Extracted information:

** Start **

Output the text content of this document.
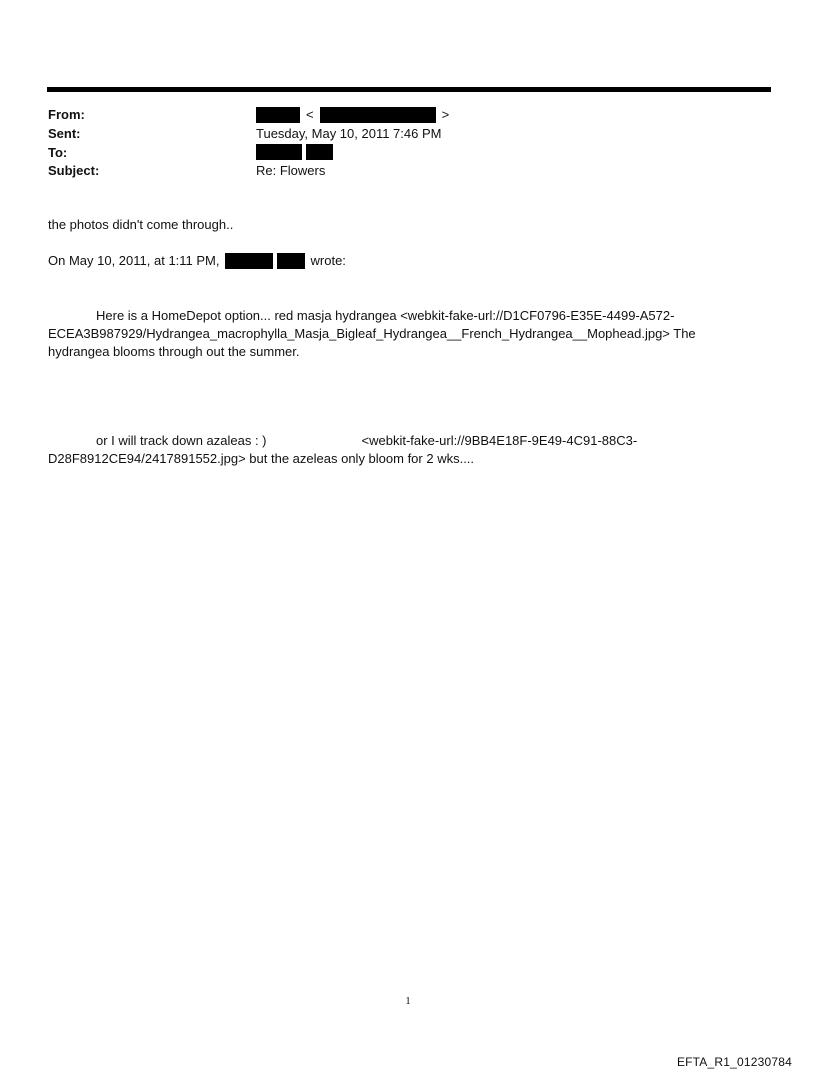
From:	<	>
Sent:	Tuesday, May 10, 2011 7:46 PM
To:
Subject:	Re: Flowers
the photos didn't come through..
On May 10, 2011, at 1:11 PM,	wrote:
Here is a HomeDepot option... red masja hydrangea <webkit-fake-url://D1CF0796-E35E-4499-A572-
ECEA3B987929/Hydrangea_macrophylla_Masja_Bigleaf_Hydrangea__French_Hydrangea__Mophead.jpg> The
hydrangea blooms through out the summer.
or I will track down azaleas : )	<webkit-fake-url://9BB4E18F-9E49-4C91-88C3-
D28F8912CE94/2417891552.jpg> but the azeleas only bloom for 2 wks....
1
EFTA_R1_01230784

** End **

Exercise brief: Without the pictures, output the full listing exactly as it stands.

Complete output:
Output the text content of this document.
From:	<	>
Sent:	Tuesday, May 10, 2011 7:46 PM
To:
Subject:	Re: Flowers
the photos didn't come through..
On May 10, 2011, at 1:11 PM,	wrote:
Here is a HomeDepot option... red masja hydrangea <webkit-fake-url://D1CF0796-E35E-4499-A572-
ECEA3B987929/Hydrangea_macrophylla_Masja_Bigleaf_Hydrangea__French_Hydrangea__Mophead.jpg> The
hydrangea blooms through out the summer.
or I will track down azaleas : )	<webkit-fake-url://9BB4E18F-9E49-4C91-88C3-
D28F8912CE94/2417891552.jpg> but the azeleas only bloom for 2 wks....
1
EFTA_R1_01230784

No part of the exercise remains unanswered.